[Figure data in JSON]
--- begin ---

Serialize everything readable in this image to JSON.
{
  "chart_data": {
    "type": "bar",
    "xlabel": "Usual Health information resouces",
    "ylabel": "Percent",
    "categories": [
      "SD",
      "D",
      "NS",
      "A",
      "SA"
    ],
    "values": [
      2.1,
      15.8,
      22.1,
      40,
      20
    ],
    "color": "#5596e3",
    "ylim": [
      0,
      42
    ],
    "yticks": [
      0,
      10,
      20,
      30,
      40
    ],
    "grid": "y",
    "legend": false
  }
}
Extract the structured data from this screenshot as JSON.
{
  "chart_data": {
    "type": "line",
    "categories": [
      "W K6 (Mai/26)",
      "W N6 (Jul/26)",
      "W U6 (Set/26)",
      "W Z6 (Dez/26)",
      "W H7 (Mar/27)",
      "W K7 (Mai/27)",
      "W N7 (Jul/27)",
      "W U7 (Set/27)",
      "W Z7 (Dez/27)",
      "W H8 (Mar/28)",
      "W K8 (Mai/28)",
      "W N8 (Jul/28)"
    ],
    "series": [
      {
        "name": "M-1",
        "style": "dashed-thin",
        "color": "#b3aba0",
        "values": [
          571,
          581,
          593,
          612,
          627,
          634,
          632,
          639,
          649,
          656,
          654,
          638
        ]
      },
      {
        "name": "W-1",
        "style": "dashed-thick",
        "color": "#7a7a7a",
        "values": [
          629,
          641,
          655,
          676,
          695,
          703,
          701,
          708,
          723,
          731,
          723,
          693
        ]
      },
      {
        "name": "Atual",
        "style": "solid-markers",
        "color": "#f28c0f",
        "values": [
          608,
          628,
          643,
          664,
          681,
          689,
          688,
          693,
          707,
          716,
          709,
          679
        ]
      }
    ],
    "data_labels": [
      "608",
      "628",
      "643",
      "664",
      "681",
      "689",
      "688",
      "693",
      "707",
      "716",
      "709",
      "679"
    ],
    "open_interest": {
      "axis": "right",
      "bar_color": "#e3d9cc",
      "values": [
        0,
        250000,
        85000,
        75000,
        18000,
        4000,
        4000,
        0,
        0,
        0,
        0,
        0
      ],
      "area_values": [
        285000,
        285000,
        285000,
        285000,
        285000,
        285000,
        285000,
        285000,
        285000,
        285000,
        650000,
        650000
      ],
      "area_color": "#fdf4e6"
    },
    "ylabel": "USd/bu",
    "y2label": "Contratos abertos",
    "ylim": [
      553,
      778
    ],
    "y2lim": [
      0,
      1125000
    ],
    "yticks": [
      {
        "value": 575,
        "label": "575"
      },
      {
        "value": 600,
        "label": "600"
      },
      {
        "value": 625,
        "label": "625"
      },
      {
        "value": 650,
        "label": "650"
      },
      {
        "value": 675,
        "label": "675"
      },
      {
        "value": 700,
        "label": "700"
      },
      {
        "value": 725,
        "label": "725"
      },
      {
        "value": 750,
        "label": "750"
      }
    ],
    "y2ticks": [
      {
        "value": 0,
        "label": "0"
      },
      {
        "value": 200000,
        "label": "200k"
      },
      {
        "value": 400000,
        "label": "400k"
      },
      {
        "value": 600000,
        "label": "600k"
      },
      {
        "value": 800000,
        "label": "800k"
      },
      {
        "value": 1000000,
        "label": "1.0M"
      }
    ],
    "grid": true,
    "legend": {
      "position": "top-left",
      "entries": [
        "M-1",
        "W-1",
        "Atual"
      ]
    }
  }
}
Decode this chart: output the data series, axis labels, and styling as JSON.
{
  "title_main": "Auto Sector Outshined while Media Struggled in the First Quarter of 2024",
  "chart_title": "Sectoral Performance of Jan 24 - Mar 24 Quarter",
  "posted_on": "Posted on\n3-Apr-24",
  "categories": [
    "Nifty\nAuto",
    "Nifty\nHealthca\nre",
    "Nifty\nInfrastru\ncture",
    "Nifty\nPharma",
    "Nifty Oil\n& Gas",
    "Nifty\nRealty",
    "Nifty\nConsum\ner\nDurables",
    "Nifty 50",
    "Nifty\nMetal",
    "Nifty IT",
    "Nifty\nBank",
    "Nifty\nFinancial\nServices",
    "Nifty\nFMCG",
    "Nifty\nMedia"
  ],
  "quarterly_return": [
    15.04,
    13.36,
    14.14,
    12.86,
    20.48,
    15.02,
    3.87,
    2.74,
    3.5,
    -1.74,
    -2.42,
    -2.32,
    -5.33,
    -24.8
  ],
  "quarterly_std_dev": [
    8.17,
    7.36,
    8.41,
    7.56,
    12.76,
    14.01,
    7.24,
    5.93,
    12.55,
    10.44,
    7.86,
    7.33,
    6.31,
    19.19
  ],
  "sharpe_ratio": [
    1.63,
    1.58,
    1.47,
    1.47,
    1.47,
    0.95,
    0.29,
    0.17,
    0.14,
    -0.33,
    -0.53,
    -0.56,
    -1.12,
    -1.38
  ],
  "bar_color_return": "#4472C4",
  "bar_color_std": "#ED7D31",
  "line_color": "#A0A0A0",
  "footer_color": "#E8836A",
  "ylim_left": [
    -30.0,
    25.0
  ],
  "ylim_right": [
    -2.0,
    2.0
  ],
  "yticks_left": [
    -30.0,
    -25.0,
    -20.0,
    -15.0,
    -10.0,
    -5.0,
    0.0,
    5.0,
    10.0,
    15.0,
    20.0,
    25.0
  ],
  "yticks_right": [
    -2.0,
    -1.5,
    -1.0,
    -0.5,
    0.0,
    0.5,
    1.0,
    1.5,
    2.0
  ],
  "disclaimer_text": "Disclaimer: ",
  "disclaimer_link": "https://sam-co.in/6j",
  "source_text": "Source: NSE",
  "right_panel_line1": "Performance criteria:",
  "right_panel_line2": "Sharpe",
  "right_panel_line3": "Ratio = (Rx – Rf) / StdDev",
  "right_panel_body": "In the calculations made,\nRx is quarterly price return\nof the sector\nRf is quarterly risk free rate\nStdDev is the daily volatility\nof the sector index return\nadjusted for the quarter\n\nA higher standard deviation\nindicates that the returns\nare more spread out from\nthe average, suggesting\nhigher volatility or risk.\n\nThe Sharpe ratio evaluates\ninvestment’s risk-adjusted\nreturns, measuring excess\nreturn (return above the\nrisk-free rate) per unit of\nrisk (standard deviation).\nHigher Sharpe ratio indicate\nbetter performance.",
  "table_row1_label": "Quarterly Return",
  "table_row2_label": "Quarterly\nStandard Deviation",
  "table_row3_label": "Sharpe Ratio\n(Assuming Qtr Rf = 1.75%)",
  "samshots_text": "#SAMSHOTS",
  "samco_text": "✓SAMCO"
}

--- end ---

WORK TO BE COMPLETED: Count how many lines hold the string "from" and give that number alone.

FINAL ANSWER: 2